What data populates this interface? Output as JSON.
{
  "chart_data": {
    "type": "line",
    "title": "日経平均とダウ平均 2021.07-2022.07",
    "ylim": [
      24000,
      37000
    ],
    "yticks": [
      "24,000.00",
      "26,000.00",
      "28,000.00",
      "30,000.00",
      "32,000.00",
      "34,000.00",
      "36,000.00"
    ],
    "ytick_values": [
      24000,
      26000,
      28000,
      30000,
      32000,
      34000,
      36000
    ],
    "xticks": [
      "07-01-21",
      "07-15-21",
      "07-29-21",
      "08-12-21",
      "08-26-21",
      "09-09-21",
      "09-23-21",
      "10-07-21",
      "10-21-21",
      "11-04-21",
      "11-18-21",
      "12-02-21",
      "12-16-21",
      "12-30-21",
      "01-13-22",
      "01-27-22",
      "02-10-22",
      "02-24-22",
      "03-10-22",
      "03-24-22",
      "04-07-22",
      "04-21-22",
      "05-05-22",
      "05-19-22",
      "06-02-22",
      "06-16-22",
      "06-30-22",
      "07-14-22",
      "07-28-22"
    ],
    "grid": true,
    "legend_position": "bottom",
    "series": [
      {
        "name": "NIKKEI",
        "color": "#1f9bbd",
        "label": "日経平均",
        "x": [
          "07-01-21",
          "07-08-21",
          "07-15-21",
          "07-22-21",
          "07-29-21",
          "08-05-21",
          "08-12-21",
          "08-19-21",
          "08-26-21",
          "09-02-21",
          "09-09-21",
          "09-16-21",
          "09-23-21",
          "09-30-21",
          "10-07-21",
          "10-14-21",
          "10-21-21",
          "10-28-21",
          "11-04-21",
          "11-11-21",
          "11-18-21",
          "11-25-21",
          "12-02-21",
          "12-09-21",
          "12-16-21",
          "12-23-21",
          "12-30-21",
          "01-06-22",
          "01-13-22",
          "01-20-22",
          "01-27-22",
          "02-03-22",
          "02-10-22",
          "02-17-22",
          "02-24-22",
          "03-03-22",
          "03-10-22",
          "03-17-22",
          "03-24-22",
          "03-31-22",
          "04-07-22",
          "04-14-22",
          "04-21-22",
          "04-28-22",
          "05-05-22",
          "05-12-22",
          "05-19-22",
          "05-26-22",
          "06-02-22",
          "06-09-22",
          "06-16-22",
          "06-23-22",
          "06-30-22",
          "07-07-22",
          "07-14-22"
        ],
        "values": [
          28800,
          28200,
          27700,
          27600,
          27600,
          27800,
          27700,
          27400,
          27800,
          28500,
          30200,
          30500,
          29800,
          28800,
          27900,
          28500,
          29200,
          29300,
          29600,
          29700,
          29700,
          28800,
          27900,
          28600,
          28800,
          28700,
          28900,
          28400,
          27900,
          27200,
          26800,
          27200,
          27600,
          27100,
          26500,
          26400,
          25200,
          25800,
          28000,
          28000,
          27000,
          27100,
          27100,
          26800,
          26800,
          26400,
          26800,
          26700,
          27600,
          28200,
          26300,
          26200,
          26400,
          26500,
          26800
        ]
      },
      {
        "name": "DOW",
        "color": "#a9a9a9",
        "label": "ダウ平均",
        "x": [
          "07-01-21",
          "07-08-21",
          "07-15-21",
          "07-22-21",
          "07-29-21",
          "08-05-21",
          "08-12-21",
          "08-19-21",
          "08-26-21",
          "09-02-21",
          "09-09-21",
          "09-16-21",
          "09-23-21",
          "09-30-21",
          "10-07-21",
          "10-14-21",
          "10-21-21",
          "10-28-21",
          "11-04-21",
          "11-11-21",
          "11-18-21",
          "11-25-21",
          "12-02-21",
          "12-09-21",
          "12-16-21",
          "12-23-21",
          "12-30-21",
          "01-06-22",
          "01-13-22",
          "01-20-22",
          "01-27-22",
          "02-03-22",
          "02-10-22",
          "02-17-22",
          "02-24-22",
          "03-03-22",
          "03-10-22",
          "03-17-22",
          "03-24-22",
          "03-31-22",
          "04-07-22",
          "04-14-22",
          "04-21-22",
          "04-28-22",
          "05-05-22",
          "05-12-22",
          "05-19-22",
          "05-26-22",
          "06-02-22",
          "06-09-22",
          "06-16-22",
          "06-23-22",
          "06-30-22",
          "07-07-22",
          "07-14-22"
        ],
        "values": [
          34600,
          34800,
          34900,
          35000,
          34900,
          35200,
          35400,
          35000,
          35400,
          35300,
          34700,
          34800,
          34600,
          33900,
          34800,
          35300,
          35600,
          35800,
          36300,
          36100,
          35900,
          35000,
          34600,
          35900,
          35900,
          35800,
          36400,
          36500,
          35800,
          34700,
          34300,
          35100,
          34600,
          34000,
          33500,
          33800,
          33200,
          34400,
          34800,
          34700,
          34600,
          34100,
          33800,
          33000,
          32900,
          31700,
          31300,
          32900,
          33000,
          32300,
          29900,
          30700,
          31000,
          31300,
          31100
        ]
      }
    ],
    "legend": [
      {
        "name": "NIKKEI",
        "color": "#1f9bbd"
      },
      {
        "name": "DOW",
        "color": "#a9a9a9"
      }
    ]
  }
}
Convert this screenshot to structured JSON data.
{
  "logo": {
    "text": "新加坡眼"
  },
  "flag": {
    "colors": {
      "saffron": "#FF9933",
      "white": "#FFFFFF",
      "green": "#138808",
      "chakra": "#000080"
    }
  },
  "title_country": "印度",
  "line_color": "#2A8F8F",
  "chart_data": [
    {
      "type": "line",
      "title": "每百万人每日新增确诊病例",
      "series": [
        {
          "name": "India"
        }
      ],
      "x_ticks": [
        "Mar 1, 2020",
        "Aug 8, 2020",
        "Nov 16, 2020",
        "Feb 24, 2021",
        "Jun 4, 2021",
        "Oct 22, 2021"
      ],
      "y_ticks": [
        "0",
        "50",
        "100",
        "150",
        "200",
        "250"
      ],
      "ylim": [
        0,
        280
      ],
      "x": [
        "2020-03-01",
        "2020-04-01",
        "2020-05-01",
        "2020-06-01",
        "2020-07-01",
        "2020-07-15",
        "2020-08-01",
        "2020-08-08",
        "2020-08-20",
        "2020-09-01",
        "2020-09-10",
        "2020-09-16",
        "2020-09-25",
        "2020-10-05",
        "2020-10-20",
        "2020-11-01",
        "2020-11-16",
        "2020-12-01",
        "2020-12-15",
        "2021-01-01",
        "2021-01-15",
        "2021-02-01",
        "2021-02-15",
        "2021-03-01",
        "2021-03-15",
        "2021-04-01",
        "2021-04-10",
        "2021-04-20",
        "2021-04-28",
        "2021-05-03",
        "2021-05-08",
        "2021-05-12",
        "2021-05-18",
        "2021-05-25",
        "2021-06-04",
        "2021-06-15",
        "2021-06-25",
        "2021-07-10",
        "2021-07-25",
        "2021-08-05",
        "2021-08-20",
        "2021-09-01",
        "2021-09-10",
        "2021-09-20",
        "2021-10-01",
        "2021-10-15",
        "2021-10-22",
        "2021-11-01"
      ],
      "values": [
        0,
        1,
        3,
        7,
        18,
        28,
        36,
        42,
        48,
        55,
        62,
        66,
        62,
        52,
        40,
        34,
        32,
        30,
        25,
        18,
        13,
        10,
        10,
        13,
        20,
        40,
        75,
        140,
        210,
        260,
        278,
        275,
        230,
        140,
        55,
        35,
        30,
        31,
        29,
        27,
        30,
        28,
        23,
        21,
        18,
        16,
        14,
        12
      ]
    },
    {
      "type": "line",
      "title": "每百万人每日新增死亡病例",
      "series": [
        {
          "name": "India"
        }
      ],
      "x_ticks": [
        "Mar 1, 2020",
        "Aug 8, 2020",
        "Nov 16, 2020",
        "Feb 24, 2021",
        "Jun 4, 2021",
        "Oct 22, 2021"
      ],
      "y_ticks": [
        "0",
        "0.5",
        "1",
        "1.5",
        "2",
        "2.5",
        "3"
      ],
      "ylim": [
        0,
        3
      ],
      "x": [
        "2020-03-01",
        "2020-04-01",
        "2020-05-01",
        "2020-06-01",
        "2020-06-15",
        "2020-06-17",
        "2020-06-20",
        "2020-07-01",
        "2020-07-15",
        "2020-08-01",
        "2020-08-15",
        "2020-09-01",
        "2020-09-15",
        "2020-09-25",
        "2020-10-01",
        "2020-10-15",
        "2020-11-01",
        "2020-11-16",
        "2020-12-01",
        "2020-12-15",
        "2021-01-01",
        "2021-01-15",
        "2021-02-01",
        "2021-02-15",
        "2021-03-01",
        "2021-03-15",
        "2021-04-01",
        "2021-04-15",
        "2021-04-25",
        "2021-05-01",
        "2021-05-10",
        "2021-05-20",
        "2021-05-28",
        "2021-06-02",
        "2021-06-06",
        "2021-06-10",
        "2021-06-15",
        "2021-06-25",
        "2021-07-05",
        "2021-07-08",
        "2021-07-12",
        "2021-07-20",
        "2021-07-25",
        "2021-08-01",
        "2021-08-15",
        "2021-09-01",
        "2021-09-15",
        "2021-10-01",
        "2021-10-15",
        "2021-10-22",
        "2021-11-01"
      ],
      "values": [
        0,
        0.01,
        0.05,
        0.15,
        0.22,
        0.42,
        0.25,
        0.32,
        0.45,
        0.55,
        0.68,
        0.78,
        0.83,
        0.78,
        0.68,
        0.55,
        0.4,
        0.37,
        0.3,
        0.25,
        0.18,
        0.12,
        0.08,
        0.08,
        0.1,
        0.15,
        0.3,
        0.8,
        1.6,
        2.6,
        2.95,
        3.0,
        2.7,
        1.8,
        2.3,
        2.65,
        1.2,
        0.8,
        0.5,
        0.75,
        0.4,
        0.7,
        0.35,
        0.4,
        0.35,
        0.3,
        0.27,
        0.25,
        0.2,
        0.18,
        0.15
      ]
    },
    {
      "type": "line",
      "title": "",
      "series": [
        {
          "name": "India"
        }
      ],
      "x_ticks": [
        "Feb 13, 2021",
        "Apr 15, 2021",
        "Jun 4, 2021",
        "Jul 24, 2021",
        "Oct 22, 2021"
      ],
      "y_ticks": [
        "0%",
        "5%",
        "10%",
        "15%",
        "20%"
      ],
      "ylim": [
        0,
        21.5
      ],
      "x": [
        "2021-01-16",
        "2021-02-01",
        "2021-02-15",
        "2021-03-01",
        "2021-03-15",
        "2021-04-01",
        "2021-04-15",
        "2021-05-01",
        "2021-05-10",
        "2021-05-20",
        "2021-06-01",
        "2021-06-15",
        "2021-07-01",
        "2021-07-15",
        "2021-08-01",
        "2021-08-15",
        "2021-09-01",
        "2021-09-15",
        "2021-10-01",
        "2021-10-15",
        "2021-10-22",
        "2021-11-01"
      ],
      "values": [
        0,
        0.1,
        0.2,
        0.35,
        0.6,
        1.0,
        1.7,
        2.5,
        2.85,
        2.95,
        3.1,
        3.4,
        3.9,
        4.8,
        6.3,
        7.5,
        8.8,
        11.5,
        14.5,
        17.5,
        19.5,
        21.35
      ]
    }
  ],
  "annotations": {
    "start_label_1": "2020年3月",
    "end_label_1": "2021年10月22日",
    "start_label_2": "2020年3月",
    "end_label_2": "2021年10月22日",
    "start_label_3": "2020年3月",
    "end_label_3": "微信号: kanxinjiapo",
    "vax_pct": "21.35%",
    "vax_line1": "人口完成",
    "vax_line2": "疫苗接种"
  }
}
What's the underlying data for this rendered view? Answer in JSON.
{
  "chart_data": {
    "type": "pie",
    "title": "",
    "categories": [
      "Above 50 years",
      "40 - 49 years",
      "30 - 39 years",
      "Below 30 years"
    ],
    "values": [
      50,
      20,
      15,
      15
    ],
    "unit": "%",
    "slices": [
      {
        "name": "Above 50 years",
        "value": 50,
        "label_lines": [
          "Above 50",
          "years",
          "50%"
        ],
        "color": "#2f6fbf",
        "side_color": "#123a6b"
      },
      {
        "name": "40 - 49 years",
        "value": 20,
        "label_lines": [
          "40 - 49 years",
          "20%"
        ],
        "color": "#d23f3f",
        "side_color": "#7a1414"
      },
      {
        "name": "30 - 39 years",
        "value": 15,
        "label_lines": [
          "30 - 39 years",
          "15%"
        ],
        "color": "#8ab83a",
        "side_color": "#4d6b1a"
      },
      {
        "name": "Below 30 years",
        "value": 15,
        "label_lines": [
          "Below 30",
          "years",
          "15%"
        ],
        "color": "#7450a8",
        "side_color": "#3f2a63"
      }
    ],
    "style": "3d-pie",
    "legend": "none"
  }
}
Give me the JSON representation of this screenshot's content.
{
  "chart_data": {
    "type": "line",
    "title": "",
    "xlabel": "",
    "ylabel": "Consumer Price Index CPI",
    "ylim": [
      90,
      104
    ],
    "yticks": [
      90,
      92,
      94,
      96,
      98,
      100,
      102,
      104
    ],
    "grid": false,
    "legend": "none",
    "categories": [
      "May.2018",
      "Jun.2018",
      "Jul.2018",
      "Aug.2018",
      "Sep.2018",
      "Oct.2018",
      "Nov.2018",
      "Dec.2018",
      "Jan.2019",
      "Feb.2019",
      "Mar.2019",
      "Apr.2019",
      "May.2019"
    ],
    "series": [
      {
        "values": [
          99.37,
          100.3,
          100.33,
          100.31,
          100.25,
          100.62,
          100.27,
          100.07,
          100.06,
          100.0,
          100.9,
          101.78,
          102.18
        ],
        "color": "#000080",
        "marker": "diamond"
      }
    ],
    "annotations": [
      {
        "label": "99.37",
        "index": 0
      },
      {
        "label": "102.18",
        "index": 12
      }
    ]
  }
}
________________________________________
Copy out every line in the listing where the word "JSON" appears.

• _SOLUTION FOR THIS PROBLEM_
What data populates this interface? Output as JSON.
Convert this screenshot to structured JSON data.
What's the underlying data for this rendered view? Answer in JSON.
Give me the JSON representation of this screenshot's content.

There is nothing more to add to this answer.